** START Information given **

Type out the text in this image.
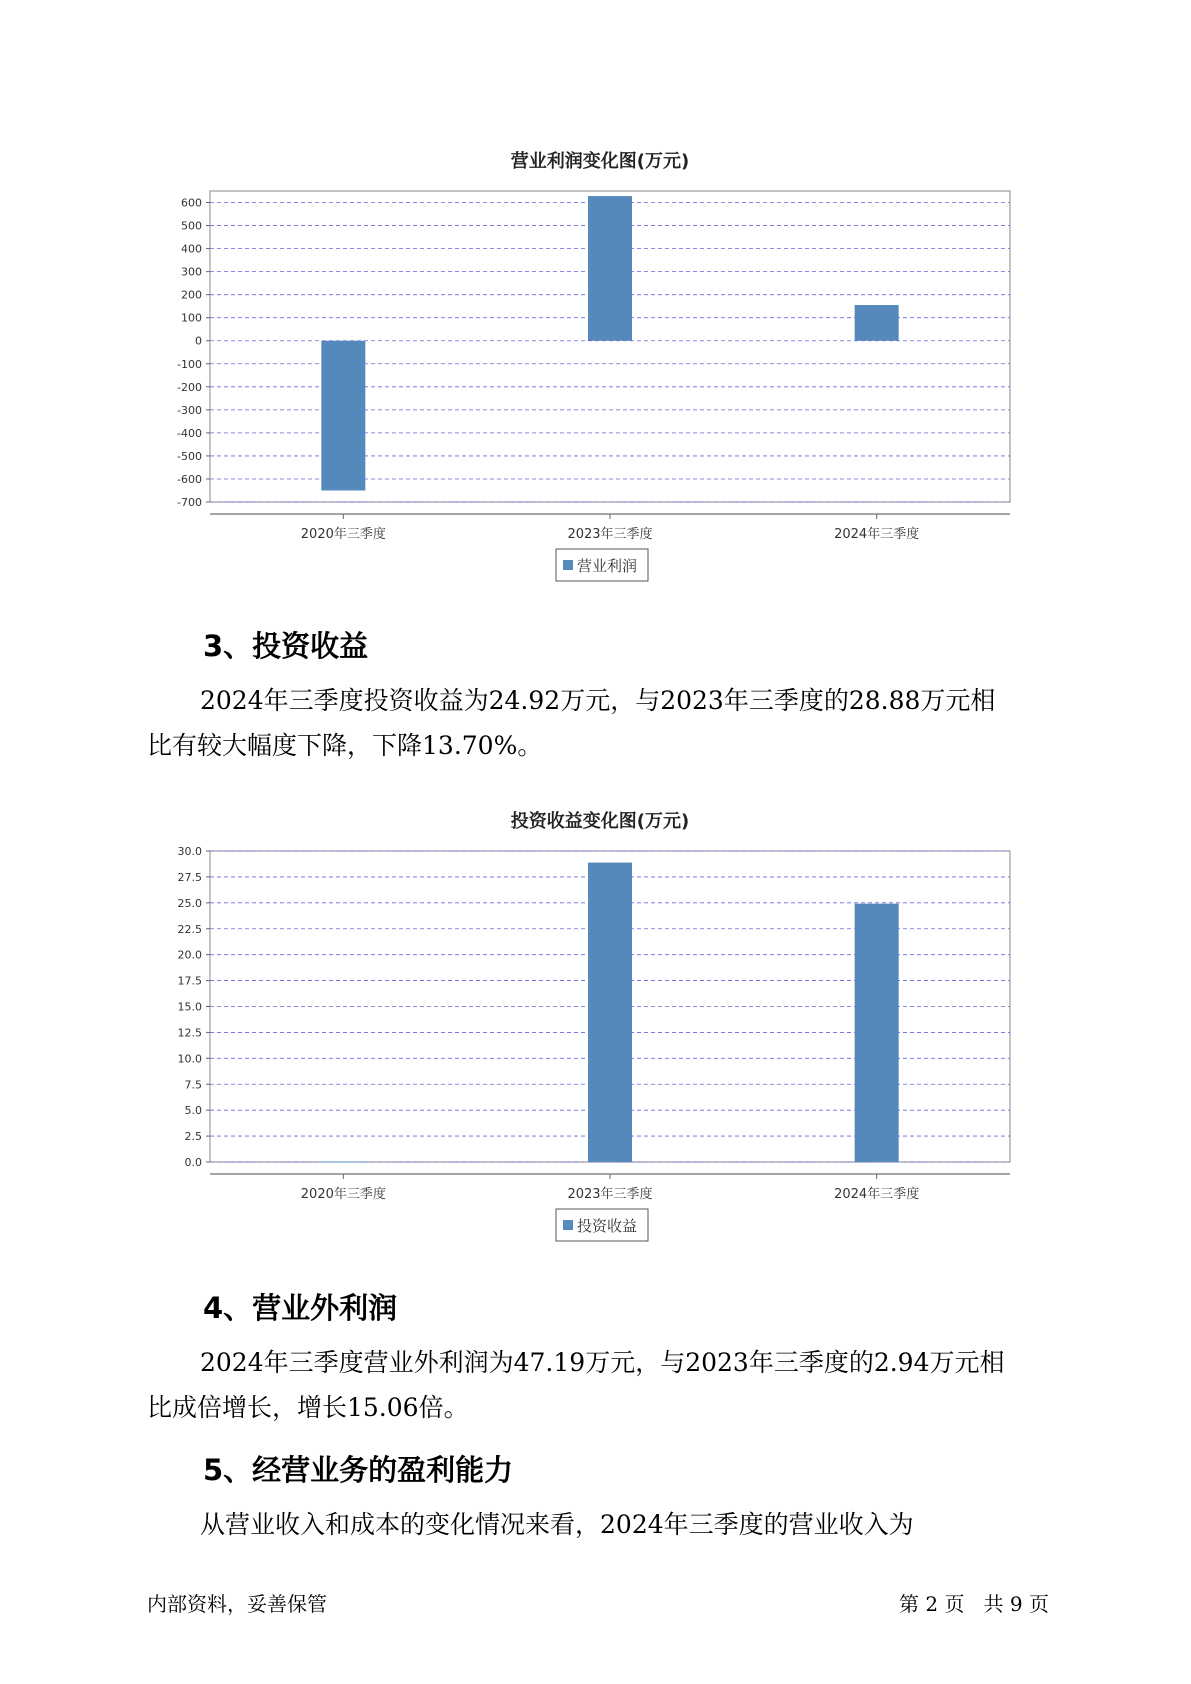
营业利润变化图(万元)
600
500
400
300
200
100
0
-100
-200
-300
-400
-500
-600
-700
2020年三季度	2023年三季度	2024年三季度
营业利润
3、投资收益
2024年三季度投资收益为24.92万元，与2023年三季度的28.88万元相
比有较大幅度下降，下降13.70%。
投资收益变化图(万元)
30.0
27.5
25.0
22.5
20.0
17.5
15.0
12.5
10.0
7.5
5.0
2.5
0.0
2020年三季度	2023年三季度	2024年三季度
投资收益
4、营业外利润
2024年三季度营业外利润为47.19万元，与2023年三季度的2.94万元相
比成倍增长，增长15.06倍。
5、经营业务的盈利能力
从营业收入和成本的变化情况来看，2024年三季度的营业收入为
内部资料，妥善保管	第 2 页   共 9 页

** END Information given **
** START Information given **

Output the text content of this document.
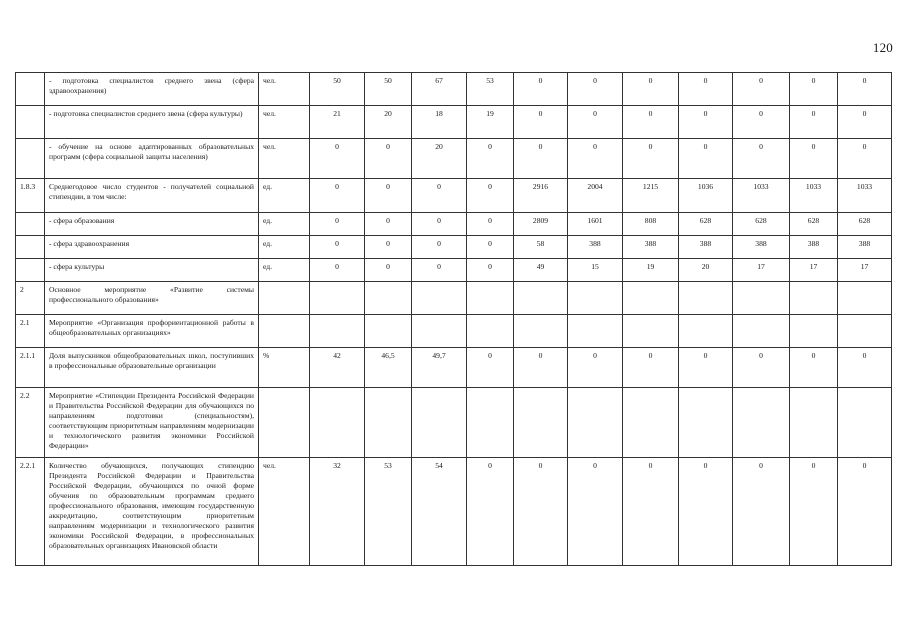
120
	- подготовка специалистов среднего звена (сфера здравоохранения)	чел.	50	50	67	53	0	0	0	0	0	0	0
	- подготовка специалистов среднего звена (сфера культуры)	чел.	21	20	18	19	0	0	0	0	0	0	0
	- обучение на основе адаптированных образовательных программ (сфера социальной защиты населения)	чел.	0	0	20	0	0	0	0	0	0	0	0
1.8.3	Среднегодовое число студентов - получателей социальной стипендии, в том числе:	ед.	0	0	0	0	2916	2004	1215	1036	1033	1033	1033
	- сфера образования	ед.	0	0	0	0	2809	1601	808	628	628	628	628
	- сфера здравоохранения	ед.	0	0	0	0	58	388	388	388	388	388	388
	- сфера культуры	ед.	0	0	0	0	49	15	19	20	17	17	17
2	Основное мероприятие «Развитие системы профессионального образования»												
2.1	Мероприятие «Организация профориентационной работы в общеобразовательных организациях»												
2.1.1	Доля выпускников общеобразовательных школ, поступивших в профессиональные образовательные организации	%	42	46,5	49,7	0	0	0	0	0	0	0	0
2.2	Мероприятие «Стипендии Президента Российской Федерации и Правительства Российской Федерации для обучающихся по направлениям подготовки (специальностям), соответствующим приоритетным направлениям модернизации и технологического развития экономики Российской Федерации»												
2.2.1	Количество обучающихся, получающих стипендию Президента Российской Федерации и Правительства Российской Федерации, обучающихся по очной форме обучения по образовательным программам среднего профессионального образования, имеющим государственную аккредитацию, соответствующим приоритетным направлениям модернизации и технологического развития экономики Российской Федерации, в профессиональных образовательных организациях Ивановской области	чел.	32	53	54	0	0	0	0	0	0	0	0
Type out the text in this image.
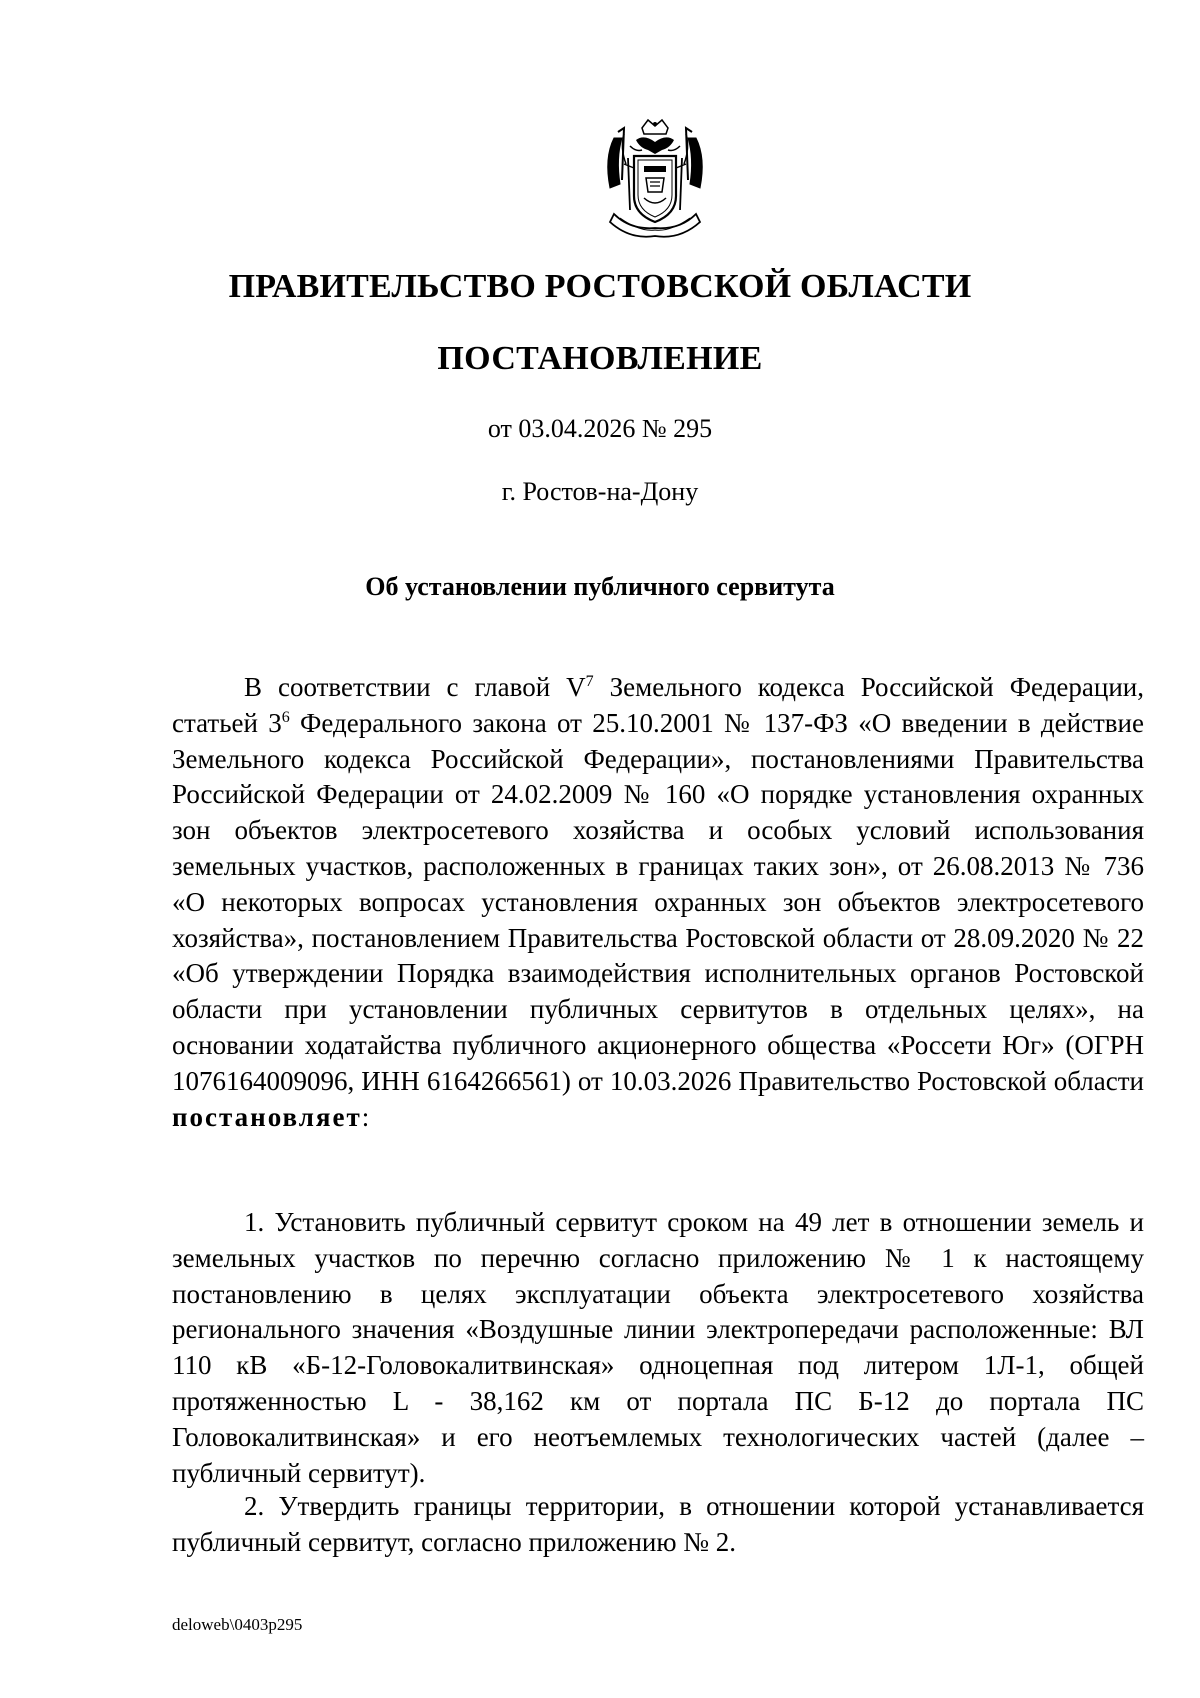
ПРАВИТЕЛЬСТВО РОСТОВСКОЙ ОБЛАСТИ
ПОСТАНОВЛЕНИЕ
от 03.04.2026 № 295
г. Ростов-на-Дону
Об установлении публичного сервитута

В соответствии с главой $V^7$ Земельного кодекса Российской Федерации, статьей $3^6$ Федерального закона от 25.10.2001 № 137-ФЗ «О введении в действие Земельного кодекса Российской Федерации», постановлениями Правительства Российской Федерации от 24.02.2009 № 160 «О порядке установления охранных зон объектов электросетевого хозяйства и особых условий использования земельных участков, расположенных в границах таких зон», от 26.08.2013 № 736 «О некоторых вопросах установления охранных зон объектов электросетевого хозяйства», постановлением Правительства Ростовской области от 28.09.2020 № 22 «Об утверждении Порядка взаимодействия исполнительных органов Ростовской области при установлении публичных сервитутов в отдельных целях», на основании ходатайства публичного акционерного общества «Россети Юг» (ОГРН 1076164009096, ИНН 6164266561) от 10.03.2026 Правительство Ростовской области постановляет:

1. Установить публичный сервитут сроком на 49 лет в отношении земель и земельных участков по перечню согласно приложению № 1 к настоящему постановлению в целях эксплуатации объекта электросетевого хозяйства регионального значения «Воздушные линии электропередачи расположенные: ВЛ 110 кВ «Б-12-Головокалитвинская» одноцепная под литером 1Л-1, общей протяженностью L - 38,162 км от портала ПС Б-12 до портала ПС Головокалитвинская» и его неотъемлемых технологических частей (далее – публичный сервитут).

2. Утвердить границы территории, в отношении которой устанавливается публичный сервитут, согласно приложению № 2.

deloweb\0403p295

** END Information given **

Every line in the data above that contains "приложению" needs to be copied.

■ Output of the exercise ■
1. Установить публичный сервитут сроком на 49 лет в отношении земель и земельных участков по перечню согласно приложению № 1 к настоящему постановлению в целях эксплуатации объекта электросетевого хозяйства регионального значения «Воздушные линии электропередачи расположенные: ВЛ 110 кВ «Б-12-Головокалитвинская» одноцепная под литером 1Л-1, общей протяженностью L - 38,162 км от портала ПС Б-12 до портала ПС Головокалитвинская» и его неотъемлемых технологических частей (далее – публичный сервитут).
2. Утвердить границы территории, в отношении которой устанавливается публичный сервитут, согласно приложению № 2.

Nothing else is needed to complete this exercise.